-- BEGIN RAW DATA --

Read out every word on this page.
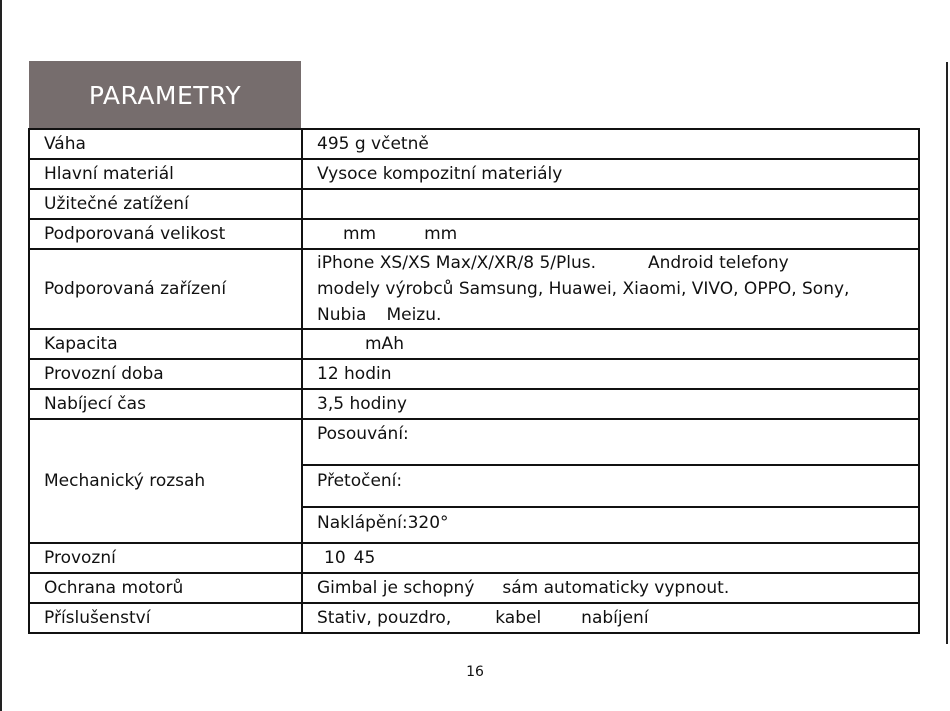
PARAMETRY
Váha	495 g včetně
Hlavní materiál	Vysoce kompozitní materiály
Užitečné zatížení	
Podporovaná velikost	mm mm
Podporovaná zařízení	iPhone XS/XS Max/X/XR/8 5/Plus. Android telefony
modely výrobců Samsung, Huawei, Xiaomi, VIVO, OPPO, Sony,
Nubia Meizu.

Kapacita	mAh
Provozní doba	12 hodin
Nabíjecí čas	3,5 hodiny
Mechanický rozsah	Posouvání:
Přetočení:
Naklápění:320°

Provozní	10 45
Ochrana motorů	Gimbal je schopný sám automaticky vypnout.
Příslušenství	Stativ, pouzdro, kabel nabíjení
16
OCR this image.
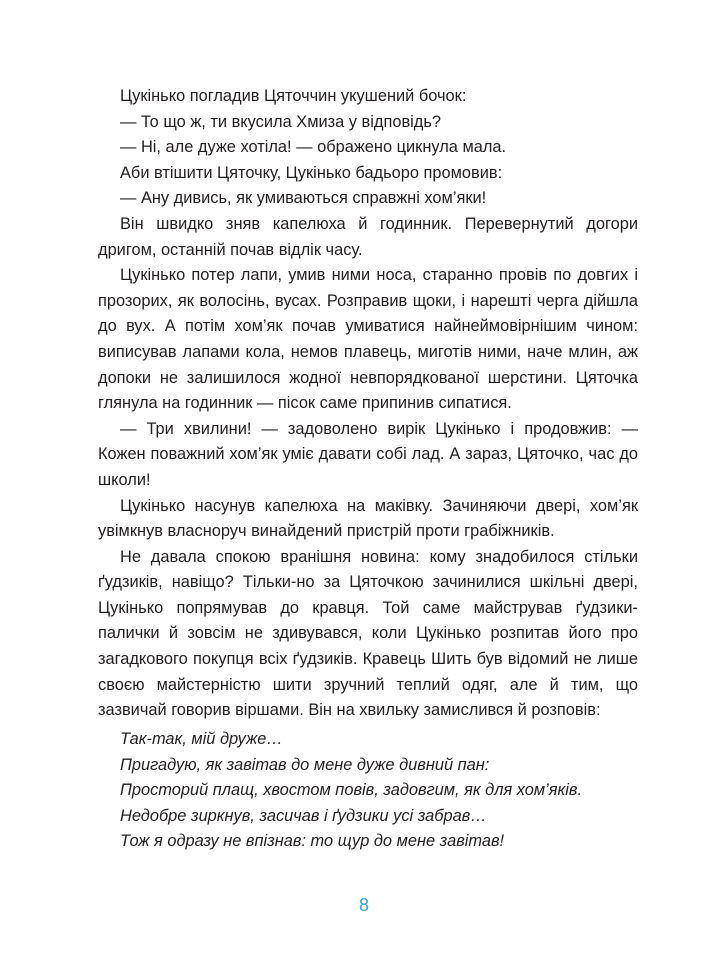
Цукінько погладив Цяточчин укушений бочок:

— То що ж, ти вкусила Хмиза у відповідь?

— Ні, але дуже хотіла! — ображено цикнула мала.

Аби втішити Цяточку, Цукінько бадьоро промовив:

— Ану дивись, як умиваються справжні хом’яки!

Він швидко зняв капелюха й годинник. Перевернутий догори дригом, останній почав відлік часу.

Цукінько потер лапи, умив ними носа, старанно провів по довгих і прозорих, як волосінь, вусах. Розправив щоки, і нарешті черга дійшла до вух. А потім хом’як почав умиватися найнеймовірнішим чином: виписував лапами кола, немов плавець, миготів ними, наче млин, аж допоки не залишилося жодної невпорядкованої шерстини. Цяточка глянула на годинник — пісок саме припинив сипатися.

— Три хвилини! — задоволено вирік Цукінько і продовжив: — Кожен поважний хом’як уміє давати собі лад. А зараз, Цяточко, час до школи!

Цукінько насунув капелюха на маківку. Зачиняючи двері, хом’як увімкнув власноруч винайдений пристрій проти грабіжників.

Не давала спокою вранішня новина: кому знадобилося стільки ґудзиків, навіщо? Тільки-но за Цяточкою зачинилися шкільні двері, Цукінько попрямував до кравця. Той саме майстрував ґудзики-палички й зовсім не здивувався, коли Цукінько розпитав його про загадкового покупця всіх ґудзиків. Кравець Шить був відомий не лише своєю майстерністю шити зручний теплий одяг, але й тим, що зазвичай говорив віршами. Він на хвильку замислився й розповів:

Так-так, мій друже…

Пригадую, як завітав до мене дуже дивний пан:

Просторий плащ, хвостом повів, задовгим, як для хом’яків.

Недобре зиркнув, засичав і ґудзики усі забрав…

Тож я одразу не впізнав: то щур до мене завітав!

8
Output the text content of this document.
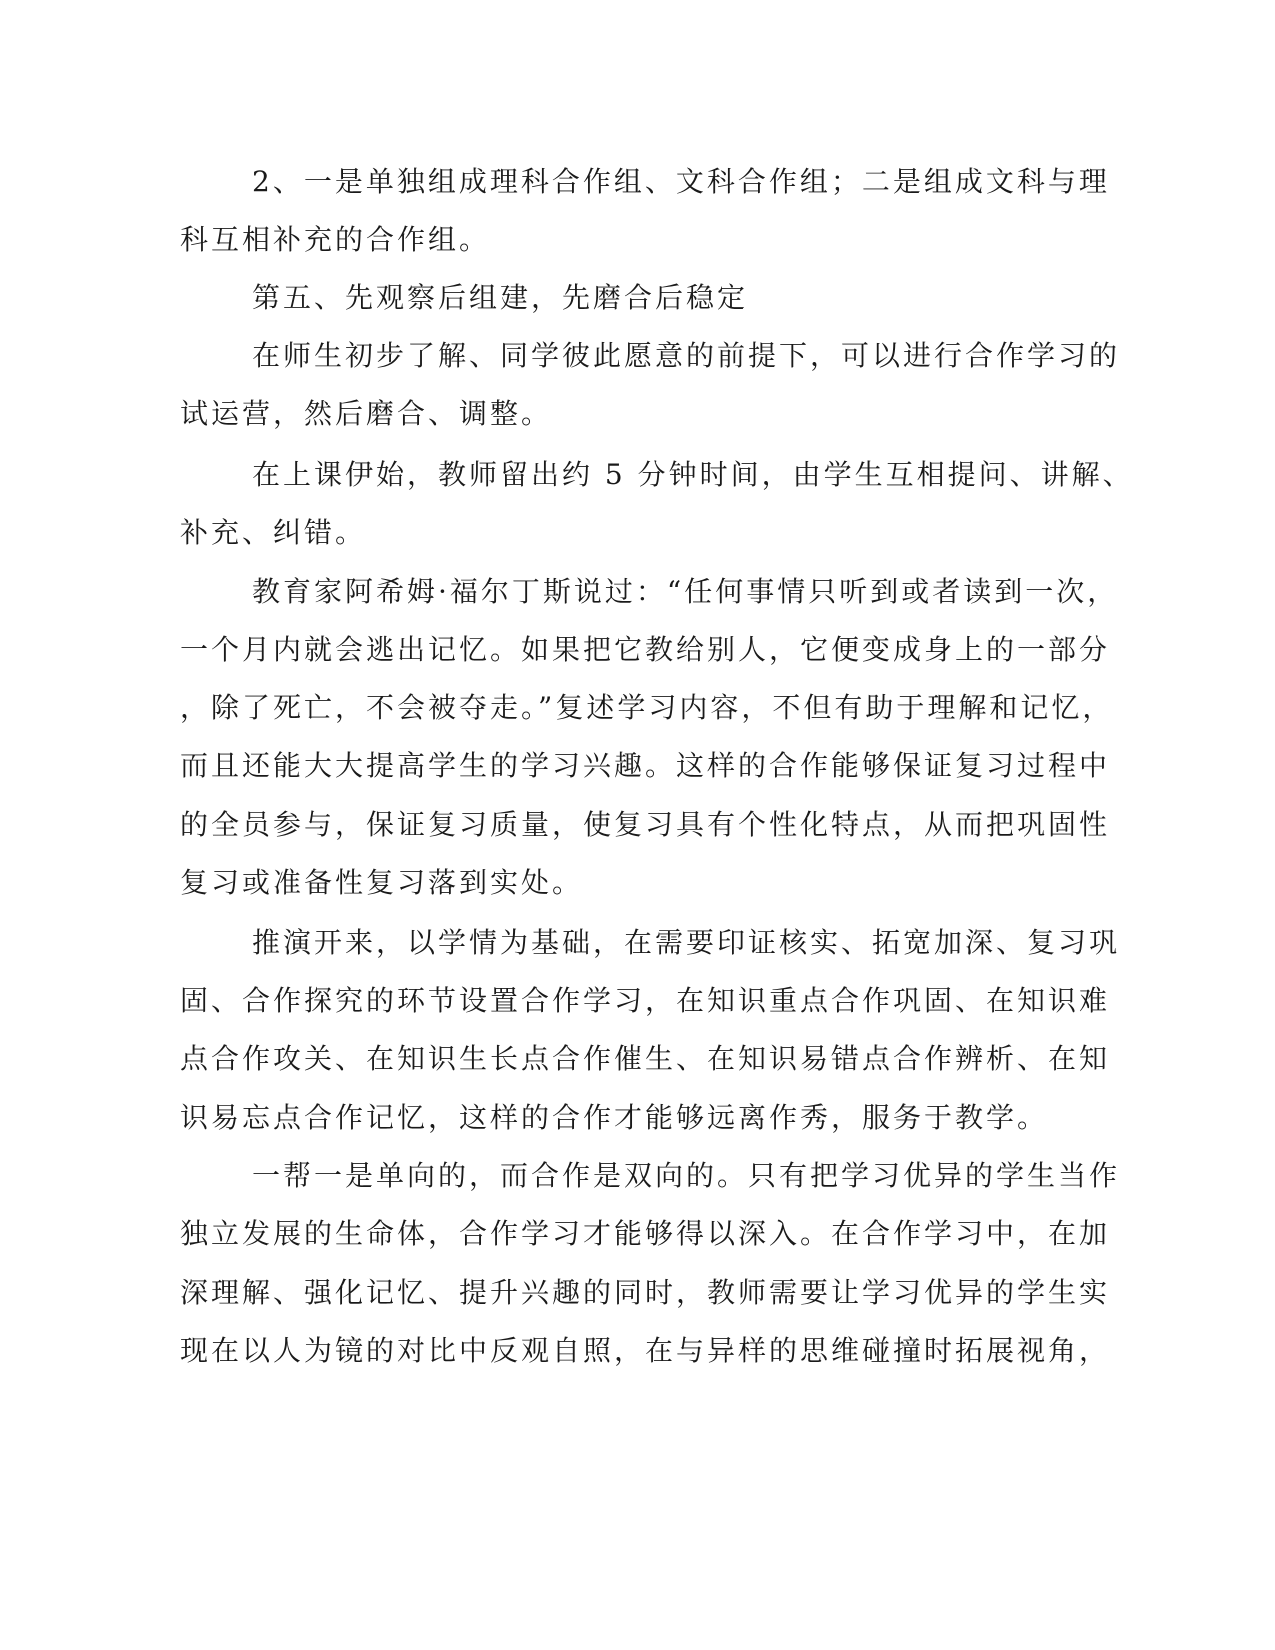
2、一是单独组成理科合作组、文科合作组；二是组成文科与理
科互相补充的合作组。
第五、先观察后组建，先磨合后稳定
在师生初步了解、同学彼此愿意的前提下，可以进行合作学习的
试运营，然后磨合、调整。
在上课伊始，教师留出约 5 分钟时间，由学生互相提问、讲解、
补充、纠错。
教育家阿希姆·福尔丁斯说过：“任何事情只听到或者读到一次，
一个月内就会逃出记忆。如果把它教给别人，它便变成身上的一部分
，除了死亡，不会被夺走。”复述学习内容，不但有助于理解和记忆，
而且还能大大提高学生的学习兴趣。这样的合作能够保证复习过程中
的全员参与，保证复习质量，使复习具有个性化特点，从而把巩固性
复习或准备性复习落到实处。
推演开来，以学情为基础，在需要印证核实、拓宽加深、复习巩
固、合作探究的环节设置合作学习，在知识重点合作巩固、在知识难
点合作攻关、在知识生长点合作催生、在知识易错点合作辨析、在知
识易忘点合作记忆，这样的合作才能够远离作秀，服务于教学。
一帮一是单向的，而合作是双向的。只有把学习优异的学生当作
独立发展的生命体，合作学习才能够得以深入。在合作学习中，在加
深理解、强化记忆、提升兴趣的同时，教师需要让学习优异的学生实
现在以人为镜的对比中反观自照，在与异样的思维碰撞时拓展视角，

-- END RAW DATA --
-- BEGIN RAW DATA --

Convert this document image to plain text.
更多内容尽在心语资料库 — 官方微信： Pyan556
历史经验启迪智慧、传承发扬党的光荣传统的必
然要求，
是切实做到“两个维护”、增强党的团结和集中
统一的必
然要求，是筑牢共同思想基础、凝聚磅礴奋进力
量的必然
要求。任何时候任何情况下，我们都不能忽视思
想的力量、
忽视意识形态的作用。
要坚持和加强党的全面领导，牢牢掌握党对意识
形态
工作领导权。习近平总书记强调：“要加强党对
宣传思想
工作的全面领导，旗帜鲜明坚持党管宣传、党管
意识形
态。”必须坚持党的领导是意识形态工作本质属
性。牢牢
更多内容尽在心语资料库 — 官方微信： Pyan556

-- END RAW DATA --

§ WHAT IS EXPECTED
Reproduce each line of the entries in which the word "почав" is found.

§ RIGHT ANSWER
Він швидко зняв капелюха й годинник. Перевернутий догори дригом, останній почав відлік часу.
Цукінько потер лапи, умив ними носа, старанно провів по довгих і прозорих, як волосінь, вусах. Розправив щоки, і нарешті черга дійшла до вух. А потім хом’як почав умиватися найнеймовірнішим чином: виписував лапами кола, немов плавець, миготів ними, наче млин, аж допоки не залишилося жодної невпорядкованої шерстини. Цяточка глянула на годинник — пісок саме припинив сипатися.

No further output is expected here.